- **DATA FOR PROCESSING**
Begin
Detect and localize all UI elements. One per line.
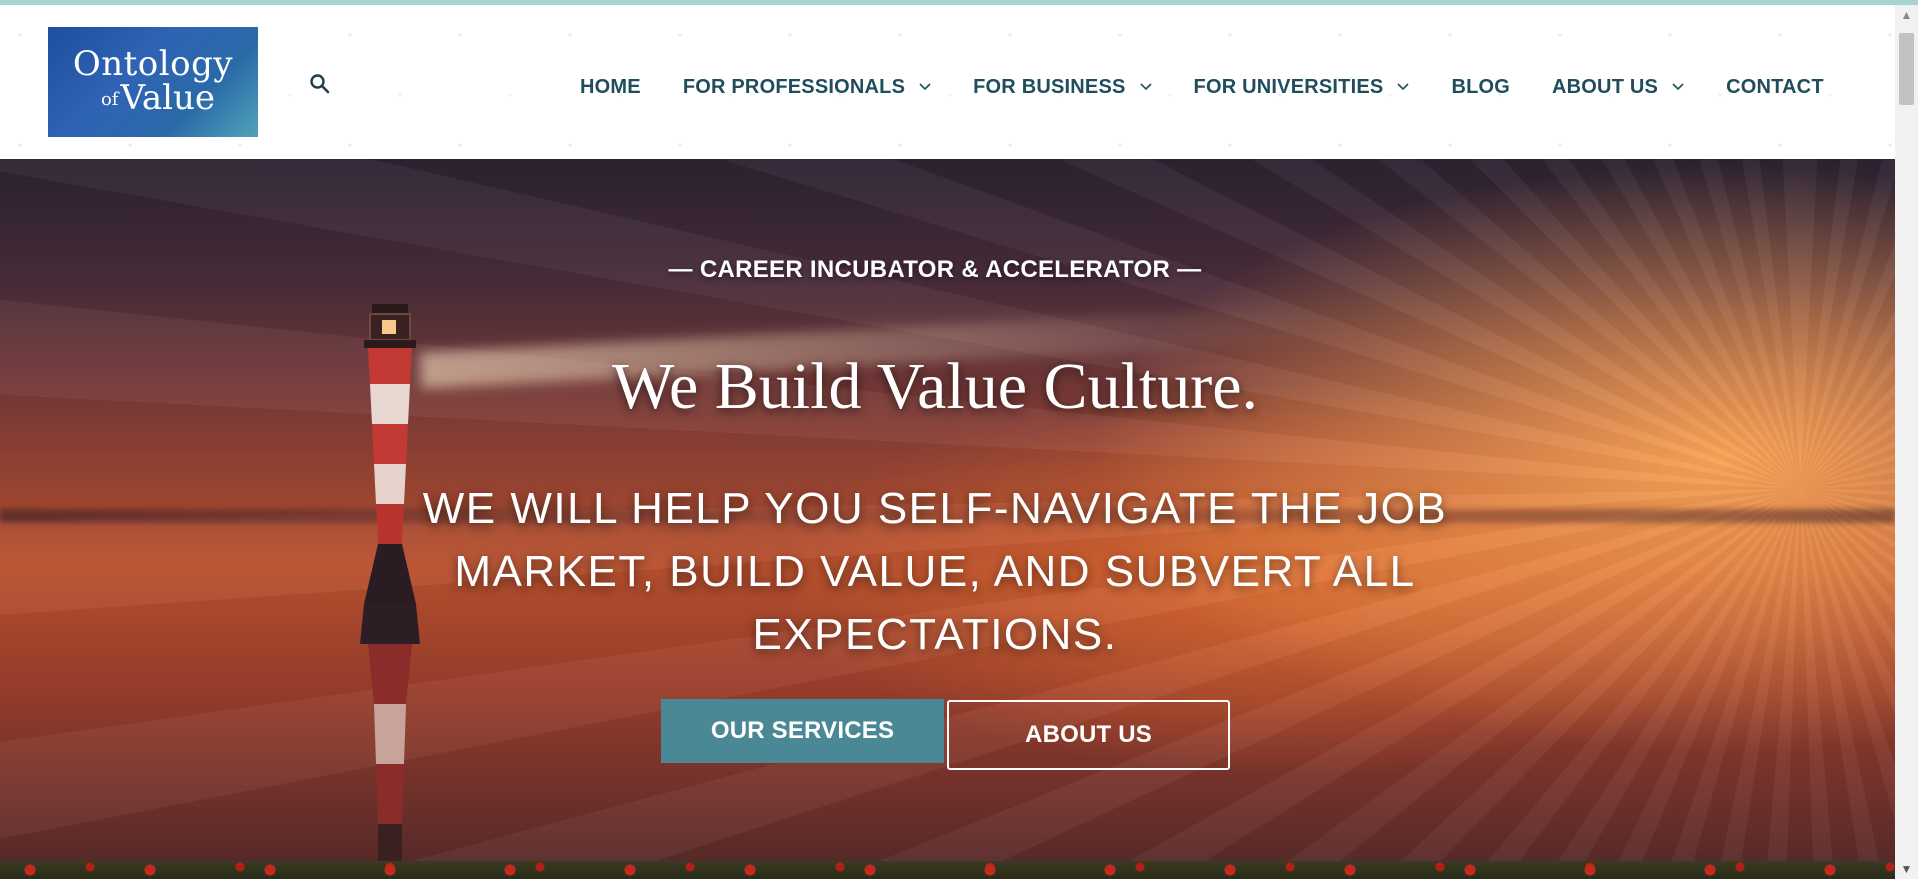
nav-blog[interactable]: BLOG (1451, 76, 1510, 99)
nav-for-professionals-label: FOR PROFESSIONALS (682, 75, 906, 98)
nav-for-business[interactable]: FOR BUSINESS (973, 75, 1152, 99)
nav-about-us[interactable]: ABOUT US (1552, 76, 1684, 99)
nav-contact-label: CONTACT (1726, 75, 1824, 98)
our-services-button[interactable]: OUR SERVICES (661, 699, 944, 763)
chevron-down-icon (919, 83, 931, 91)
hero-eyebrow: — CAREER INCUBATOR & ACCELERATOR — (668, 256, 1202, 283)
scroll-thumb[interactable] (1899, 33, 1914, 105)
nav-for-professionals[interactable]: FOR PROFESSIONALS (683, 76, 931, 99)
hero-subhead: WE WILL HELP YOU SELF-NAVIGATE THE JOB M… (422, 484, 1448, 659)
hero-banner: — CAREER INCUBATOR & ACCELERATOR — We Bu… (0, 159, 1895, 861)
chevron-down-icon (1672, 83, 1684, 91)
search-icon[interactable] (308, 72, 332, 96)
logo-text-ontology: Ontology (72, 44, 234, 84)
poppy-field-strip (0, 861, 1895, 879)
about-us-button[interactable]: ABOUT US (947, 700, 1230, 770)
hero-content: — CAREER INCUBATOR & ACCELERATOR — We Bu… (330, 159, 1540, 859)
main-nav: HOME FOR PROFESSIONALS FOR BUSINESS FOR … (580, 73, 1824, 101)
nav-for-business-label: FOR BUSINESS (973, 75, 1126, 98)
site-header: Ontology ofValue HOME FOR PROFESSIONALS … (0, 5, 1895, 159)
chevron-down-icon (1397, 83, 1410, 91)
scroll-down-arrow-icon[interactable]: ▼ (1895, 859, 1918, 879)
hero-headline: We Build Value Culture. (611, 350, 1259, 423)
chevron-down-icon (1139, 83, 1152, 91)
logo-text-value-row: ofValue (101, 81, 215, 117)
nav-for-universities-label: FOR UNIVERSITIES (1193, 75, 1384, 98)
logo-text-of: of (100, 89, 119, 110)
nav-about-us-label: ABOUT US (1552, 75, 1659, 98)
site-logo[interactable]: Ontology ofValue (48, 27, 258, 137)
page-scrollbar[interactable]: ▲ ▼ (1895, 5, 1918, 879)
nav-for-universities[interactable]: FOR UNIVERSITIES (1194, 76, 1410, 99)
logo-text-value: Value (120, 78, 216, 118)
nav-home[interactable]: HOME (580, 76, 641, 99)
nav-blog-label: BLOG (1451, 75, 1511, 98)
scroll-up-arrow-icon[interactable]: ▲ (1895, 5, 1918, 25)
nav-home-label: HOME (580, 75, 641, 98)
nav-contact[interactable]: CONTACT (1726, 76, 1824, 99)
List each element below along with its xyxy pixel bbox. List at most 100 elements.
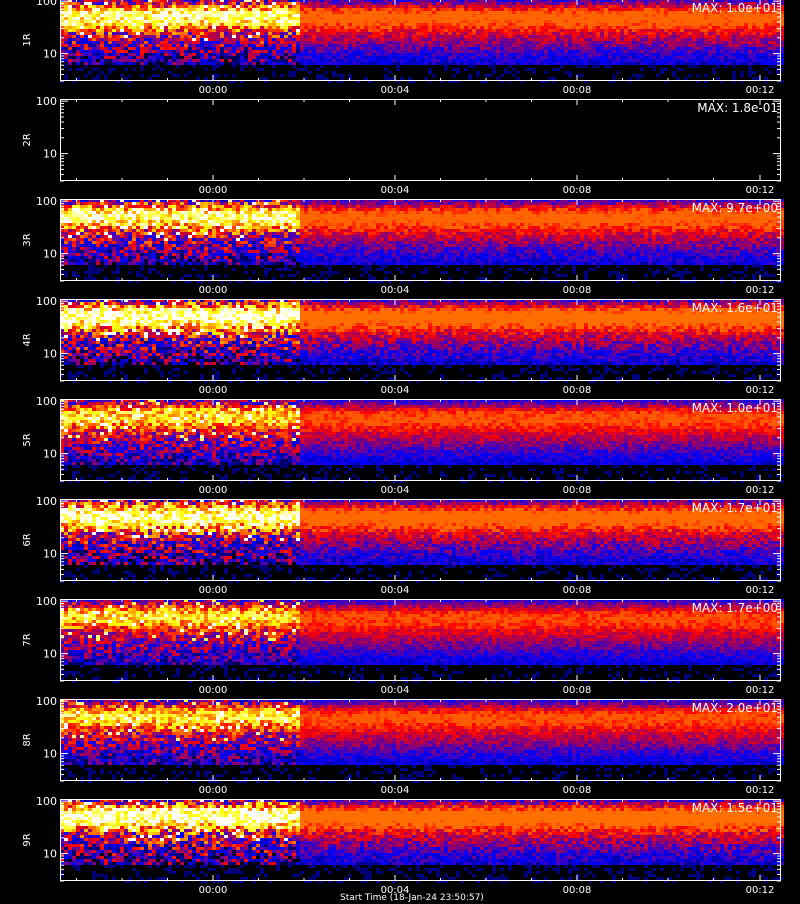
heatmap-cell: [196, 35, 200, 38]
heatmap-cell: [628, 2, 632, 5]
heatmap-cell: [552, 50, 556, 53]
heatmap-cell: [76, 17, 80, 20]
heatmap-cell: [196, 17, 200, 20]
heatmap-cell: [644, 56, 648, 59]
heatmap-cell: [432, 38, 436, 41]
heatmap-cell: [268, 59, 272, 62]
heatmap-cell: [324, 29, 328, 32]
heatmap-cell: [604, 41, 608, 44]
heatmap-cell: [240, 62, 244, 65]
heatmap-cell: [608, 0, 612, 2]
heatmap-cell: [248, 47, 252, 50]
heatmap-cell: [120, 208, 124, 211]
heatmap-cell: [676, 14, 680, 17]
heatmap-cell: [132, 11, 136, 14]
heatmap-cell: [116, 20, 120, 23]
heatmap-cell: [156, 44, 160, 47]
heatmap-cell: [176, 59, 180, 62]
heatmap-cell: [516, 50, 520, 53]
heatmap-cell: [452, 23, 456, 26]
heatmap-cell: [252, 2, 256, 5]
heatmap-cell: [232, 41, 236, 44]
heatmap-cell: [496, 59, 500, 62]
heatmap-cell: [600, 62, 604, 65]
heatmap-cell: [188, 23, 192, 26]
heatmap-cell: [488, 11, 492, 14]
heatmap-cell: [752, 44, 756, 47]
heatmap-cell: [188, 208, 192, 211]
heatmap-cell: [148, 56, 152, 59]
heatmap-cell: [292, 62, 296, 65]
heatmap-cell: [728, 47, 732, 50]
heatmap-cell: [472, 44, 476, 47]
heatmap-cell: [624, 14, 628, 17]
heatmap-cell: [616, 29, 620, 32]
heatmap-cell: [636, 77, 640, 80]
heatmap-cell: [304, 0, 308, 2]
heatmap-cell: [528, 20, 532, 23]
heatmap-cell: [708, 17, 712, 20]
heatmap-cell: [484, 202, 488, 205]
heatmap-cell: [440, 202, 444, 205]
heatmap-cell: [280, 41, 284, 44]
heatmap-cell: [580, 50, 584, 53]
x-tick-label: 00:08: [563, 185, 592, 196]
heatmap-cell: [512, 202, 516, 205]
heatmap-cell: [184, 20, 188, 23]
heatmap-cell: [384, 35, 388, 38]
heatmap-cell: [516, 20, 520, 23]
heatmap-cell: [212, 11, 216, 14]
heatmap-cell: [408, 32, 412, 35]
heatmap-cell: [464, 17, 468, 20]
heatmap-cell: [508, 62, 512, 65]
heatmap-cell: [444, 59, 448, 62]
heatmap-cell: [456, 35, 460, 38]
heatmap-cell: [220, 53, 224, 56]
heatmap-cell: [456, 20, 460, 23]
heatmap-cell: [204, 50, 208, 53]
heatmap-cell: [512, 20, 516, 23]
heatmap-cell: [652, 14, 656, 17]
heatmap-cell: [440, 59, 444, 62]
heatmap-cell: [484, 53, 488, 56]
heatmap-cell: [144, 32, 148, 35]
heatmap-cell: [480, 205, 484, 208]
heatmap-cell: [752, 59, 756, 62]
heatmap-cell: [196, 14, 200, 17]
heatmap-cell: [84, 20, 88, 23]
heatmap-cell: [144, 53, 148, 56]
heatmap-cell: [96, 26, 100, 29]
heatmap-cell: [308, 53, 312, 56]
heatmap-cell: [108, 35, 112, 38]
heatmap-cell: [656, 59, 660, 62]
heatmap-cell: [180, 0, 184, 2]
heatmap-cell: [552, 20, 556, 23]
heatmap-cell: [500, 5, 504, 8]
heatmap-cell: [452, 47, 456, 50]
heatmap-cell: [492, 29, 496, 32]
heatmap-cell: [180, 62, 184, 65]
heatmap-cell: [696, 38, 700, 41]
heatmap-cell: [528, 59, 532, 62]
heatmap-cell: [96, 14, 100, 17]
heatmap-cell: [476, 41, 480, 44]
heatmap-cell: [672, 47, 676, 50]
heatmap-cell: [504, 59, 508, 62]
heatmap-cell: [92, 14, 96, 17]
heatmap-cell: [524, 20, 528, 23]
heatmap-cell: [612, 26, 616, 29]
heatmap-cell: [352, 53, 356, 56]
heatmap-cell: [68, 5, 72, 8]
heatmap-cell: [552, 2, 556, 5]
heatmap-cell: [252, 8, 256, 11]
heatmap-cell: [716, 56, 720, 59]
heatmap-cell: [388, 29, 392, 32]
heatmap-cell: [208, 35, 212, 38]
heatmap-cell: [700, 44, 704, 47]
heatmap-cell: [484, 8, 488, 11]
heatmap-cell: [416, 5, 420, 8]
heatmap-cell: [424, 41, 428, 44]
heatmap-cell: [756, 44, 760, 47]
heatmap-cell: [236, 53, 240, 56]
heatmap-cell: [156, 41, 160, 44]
End
- **REQUIRED TASK**
Swap every "chevron-down-icon" in the lines above for "caret-down-icon", changing nothing else, and give the lines again without the pictures.

- **EXERCISE ANSWER**
Detect and localize all UI elements. One per line.
nav-blog[interactable]: BLOG (1451, 76, 1510, 99)
nav-for-professionals-label: FOR PROFESSIONALS (682, 75, 906, 98)
nav-for-business[interactable]: FOR BUSINESS (973, 75, 1152, 99)
nav-about-us[interactable]: ABOUT US (1552, 76, 1684, 99)
nav-contact-label: CONTACT (1726, 75, 1824, 98)
our-services-button[interactable]: OUR SERVICES (661, 699, 944, 763)
caret-down-icon (919, 83, 931, 91)
hero-eyebrow: — CAREER INCUBATOR & ACCELERATOR — (668, 256, 1202, 283)
scroll-thumb[interactable] (1899, 33, 1914, 105)
nav-for-professionals[interactable]: FOR PROFESSIONALS (683, 76, 931, 99)
hero-subhead: WE WILL HELP YOU SELF-NAVIGATE THE JOB M… (422, 484, 1448, 659)
hero-banner: — CAREER INCUBATOR & ACCELERATOR — We Bu… (0, 159, 1895, 861)
caret-down-icon (1672, 83, 1684, 91)
search-icon[interactable] (308, 72, 332, 96)
logo-text-ontology: Ontology (72, 44, 234, 84)
poppy-field-strip (0, 861, 1895, 879)
about-us-button[interactable]: ABOUT US (947, 700, 1230, 770)
hero-content: — CAREER INCUBATOR & ACCELERATOR — We Bu… (330, 159, 1540, 859)
main-nav: HOME FOR PROFESSIONALS FOR BUSINESS FOR … (580, 73, 1824, 101)
nav-for-business-label: FOR BUSINESS (973, 75, 1126, 98)
site-header: Ontology ofValue HOME FOR PROFESSIONALS … (0, 5, 1895, 159)
caret-down-icon (1397, 83, 1410, 91)
scroll-down-arrow-icon[interactable]: ▼ (1895, 859, 1918, 879)
hero-headline: We Build Value Culture. (611, 350, 1259, 423)
caret-down-icon (1139, 83, 1152, 91)
logo-text-value-row: ofValue (101, 81, 215, 117)
nav-for-universities-label: FOR UNIVERSITIES (1193, 75, 1384, 98)
logo-text-of: of (100, 89, 119, 110)
nav-about-us-label: ABOUT US (1552, 75, 1659, 98)
site-logo[interactable]: Ontology ofValue (48, 27, 258, 137)
page-scrollbar[interactable]: ▲ ▼ (1895, 5, 1918, 879)
nav-for-universities[interactable]: FOR UNIVERSITIES (1194, 76, 1410, 99)
logo-text-value: Value (120, 78, 216, 118)
nav-home[interactable]: HOME (580, 76, 641, 99)
nav-blog-label: BLOG (1451, 75, 1511, 98)
scroll-up-arrow-icon[interactable]: ▲ (1895, 5, 1918, 25)
nav-home-label: HOME (580, 75, 641, 98)
nav-contact[interactable]: CONTACT (1726, 76, 1824, 99)
List each element below along with its xyxy pixel bbox. List at most 100 elements.
heatmap-cell: [196, 35, 200, 38]
heatmap-cell: [628, 2, 632, 5]
heatmap-cell: [552, 50, 556, 53]
heatmap-cell: [76, 17, 80, 20]
heatmap-cell: [196, 17, 200, 20]
heatmap-cell: [644, 56, 648, 59]
heatmap-cell: [432, 38, 436, 41]
heatmap-cell: [268, 59, 272, 62]
heatmap-cell: [324, 29, 328, 32]
heatmap-cell: [604, 41, 608, 44]
heatmap-cell: [240, 62, 244, 65]
heatmap-cell: [608, 0, 612, 2]
heatmap-cell: [248, 47, 252, 50]
heatmap-cell: [120, 208, 124, 211]
heatmap-cell: [676, 14, 680, 17]
heatmap-cell: [132, 11, 136, 14]
heatmap-cell: [116, 20, 120, 23]
heatmap-cell: [156, 44, 160, 47]
heatmap-cell: [176, 59, 180, 62]
heatmap-cell: [516, 50, 520, 53]
heatmap-cell: [452, 23, 456, 26]
heatmap-cell: [252, 2, 256, 5]
heatmap-cell: [232, 41, 236, 44]
heatmap-cell: [496, 59, 500, 62]
heatmap-cell: [600, 62, 604, 65]
heatmap-cell: [188, 23, 192, 26]
heatmap-cell: [488, 11, 492, 14]
heatmap-cell: [752, 44, 756, 47]
heatmap-cell: [188, 208, 192, 211]
heatmap-cell: [148, 56, 152, 59]
heatmap-cell: [292, 62, 296, 65]
heatmap-cell: [728, 47, 732, 50]
heatmap-cell: [472, 44, 476, 47]
heatmap-cell: [624, 14, 628, 17]
heatmap-cell: [616, 29, 620, 32]
heatmap-cell: [636, 77, 640, 80]
heatmap-cell: [304, 0, 308, 2]
heatmap-cell: [528, 20, 532, 23]
heatmap-cell: [708, 17, 712, 20]
heatmap-cell: [484, 202, 488, 205]
heatmap-cell: [440, 202, 444, 205]
heatmap-cell: [280, 41, 284, 44]
heatmap-cell: [580, 50, 584, 53]
x-tick-label: 00:08: [563, 185, 592, 196]
heatmap-cell: [512, 202, 516, 205]
heatmap-cell: [184, 20, 188, 23]
heatmap-cell: [384, 35, 388, 38]
heatmap-cell: [516, 20, 520, 23]
heatmap-cell: [212, 11, 216, 14]
heatmap-cell: [408, 32, 412, 35]
heatmap-cell: [464, 17, 468, 20]
heatmap-cell: [508, 62, 512, 65]
heatmap-cell: [444, 59, 448, 62]
heatmap-cell: [456, 35, 460, 38]
heatmap-cell: [220, 53, 224, 56]
heatmap-cell: [456, 20, 460, 23]
heatmap-cell: [204, 50, 208, 53]
heatmap-cell: [512, 20, 516, 23]
heatmap-cell: [652, 14, 656, 17]
heatmap-cell: [440, 59, 444, 62]
heatmap-cell: [484, 53, 488, 56]
heatmap-cell: [144, 32, 148, 35]
heatmap-cell: [480, 205, 484, 208]
heatmap-cell: [752, 59, 756, 62]
heatmap-cell: [196, 14, 200, 17]
heatmap-cell: [84, 20, 88, 23]
heatmap-cell: [144, 53, 148, 56]
heatmap-cell: [96, 26, 100, 29]
heatmap-cell: [308, 53, 312, 56]
heatmap-cell: [108, 35, 112, 38]
heatmap-cell: [656, 59, 660, 62]
heatmap-cell: [180, 0, 184, 2]
heatmap-cell: [552, 20, 556, 23]
heatmap-cell: [500, 5, 504, 8]
heatmap-cell: [452, 47, 456, 50]
heatmap-cell: [492, 29, 496, 32]
heatmap-cell: [180, 62, 184, 65]
heatmap-cell: [696, 38, 700, 41]
heatmap-cell: [528, 59, 532, 62]
heatmap-cell: [96, 14, 100, 17]
heatmap-cell: [476, 41, 480, 44]
heatmap-cell: [672, 47, 676, 50]
heatmap-cell: [504, 59, 508, 62]
heatmap-cell: [92, 14, 96, 17]
heatmap-cell: [524, 20, 528, 23]
heatmap-cell: [612, 26, 616, 29]
heatmap-cell: [352, 53, 356, 56]
heatmap-cell: [68, 5, 72, 8]
heatmap-cell: [552, 2, 556, 5]
heatmap-cell: [252, 8, 256, 11]
heatmap-cell: [716, 56, 720, 59]
heatmap-cell: [388, 29, 392, 32]
heatmap-cell: [208, 35, 212, 38]
heatmap-cell: [700, 44, 704, 47]
heatmap-cell: [484, 8, 488, 11]
heatmap-cell: [416, 5, 420, 8]
heatmap-cell: [424, 41, 428, 44]
heatmap-cell: [756, 44, 760, 47]
heatmap-cell: [236, 53, 240, 56]
heatmap-cell: [156, 41, 160, 44]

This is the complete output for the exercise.